[Stored data entries]
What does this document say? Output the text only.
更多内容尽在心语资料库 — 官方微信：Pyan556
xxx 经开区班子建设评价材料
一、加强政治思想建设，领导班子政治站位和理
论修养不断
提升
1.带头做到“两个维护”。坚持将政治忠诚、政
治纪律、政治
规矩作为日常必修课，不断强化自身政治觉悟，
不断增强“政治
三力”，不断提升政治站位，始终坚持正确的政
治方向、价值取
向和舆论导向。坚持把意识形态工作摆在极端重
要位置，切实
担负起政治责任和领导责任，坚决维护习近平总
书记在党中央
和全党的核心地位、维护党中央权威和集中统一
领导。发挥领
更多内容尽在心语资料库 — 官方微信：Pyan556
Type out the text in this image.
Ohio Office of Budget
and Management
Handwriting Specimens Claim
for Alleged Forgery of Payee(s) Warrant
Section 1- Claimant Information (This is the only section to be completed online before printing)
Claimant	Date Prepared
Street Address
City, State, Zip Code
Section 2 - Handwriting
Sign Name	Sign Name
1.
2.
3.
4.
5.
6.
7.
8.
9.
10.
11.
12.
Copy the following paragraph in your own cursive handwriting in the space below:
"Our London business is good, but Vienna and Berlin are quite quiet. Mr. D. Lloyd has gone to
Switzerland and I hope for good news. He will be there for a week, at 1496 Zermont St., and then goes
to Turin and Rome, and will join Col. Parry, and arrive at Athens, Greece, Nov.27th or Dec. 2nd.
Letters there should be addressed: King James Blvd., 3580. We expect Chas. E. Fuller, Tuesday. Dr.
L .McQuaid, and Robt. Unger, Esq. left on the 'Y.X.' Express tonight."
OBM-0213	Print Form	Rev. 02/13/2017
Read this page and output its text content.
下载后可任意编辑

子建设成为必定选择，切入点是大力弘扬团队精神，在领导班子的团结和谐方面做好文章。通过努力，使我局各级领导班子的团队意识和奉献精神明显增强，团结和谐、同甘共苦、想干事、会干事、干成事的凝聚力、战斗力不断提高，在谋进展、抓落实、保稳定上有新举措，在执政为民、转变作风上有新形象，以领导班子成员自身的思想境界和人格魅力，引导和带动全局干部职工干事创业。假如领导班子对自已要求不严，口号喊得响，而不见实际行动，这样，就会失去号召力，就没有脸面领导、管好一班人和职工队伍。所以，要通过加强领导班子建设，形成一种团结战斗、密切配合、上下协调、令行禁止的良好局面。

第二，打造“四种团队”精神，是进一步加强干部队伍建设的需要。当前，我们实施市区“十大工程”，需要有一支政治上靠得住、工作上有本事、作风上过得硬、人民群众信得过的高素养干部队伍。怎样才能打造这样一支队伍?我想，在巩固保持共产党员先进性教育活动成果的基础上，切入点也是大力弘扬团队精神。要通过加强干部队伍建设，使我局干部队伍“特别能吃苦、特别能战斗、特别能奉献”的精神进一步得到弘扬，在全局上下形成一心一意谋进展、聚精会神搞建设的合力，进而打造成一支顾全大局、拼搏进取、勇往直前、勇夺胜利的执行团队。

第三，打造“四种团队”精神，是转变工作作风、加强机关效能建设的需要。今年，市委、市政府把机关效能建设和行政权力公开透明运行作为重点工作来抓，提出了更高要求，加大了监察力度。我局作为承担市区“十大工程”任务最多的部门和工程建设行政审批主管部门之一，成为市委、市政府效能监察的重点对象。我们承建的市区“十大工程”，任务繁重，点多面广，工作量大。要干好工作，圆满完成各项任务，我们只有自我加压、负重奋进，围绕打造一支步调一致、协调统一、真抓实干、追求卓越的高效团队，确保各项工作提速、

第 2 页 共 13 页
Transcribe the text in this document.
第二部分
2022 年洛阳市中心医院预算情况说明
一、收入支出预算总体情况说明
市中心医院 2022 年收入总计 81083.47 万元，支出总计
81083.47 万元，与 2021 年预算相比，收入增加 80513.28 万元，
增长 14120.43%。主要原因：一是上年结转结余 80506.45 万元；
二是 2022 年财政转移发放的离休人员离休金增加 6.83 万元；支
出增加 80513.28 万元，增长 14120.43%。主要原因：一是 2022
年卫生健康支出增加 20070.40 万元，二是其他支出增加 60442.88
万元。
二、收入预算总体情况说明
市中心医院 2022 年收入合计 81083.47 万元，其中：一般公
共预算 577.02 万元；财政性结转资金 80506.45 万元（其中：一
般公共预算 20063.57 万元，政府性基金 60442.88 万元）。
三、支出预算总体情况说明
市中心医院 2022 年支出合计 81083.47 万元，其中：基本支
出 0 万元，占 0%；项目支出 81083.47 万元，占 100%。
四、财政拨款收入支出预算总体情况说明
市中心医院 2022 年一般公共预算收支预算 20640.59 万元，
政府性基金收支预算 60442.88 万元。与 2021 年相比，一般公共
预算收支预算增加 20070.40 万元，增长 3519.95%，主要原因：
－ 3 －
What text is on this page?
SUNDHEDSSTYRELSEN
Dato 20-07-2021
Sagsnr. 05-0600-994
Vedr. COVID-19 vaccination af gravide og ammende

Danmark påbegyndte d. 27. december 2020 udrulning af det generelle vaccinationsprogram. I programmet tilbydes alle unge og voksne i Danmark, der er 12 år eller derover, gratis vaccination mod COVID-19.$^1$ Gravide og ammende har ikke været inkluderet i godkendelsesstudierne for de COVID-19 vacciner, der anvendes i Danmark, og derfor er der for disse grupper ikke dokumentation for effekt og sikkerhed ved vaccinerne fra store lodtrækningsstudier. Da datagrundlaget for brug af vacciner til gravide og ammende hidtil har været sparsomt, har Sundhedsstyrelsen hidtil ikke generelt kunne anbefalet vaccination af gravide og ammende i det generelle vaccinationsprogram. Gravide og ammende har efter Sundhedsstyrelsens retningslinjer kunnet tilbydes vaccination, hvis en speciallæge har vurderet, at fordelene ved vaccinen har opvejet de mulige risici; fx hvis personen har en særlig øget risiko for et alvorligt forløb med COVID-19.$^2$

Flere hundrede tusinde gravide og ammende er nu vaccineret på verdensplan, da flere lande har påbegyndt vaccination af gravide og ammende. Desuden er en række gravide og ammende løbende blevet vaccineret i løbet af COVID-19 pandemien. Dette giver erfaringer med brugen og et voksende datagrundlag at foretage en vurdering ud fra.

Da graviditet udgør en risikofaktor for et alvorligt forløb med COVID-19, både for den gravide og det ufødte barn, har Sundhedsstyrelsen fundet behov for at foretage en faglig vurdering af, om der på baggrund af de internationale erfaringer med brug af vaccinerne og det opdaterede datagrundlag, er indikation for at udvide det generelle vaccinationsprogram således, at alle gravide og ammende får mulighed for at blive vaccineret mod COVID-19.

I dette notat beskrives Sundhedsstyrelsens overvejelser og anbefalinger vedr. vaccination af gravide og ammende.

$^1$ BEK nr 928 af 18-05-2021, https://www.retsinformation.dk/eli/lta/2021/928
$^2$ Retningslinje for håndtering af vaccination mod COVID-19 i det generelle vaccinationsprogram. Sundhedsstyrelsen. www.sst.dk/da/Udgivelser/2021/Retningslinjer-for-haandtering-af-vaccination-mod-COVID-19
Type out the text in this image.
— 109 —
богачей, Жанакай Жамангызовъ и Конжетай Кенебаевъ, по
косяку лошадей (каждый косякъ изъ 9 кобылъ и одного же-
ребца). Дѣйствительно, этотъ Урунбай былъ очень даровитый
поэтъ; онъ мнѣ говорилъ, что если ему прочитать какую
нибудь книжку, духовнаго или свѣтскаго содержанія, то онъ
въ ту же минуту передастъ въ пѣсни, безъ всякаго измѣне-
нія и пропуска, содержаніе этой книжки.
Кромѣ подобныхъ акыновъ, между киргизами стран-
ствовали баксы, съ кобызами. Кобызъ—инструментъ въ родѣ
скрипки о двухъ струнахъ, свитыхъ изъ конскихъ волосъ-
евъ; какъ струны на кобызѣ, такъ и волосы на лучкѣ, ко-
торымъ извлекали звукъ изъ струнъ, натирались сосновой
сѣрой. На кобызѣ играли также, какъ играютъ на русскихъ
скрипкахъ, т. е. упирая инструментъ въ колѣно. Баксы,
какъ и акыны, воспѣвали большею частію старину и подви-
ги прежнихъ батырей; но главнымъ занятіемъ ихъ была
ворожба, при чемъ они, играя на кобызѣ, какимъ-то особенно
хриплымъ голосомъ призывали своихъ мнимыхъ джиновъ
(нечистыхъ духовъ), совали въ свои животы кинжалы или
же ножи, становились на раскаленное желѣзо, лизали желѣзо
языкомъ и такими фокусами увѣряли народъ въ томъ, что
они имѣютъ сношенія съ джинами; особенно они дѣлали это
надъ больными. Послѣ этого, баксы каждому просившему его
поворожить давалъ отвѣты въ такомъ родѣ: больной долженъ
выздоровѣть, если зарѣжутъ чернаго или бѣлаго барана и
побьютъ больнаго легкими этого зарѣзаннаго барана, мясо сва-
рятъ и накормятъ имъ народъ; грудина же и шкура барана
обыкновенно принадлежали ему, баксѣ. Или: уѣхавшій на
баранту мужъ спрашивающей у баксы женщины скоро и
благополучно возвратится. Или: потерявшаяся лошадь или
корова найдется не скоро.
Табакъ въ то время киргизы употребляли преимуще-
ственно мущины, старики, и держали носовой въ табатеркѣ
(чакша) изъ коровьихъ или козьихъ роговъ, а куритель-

What the task asks>
Using the listing above, list every line in which the string "кобызѣ" occurs.

Result of the task>
евъ; какъ струны на кобызѣ, такъ и волосы на лучкѣ, ко-
сѣрой. На кобызѣ играли также, какъ играютъ на русскихъ
ворожба, при чемъ они, играя на кобызѣ, какимъ-то особенно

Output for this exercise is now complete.